Items listed in a dataset
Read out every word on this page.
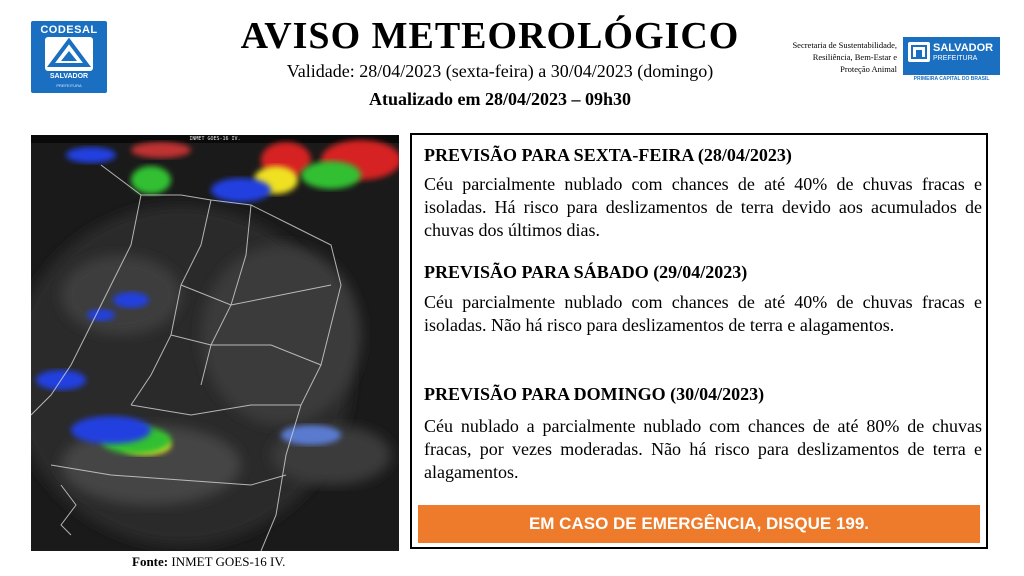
CODESAL
SALVADOR
PREFEITURA
AVISO METEOROLÓGICO
Validade: 28/04/2023 (sexta-feira) a 30/04/2023 (domingo)
Atualizado em 28/04/2023 – 09h30
Secretaria de Sustentabilidade,
Resiliência, Bem-Estar e
Proteção Animal
SALVADOR
PREFEITURA
PRIMEIRA CAPITAL DO BRASIL
INMET GOES-16 IV.
Fonte: INMET GOES-16 IV.
PREVISÃO PARA SEXTA-FEIRA (28/04/2023)
Céu parcialmente nublado com chances de até 40% de chuvas fracas e isoladas. Há risco para deslizamentos de terra devido aos acumulados de chuvas dos últimos dias.
PREVISÃO PARA SÁBADO (29/04/2023)
Céu parcialmente nublado com chances de até 40% de chuvas fracas e isoladas. Não há risco para deslizamentos de terra e alagamentos.
PREVISÃO PARA DOMINGO (30/04/2023)
Céu nublado a parcialmente nublado com chances de até 80% de chuvas fracas, por vezes moderadas. Não há risco para deslizamentos de terra e alagamentos.
EM CASO DE EMERGÊNCIA, DISQUE 199.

## Instructions to follow
Look over the records above and copy each line that includes the string "chances".

## Answer for this exercise
Céu parcialmente nublado com chances de até 40% de chuvas fracas e isoladas. Há risco para deslizamentos de terra devido aos acumulados de chuvas dos últimos dias.
Céu parcialmente nublado com chances de até 40% de chuvas fracas e isoladas. Não há risco para deslizamentos de terra e alagamentos.
Céu nublado a parcialmente nublado com chances de até 80% de chuvas fracas, por vezes moderadas. Não há risco para deslizamentos de terra e alagamentos.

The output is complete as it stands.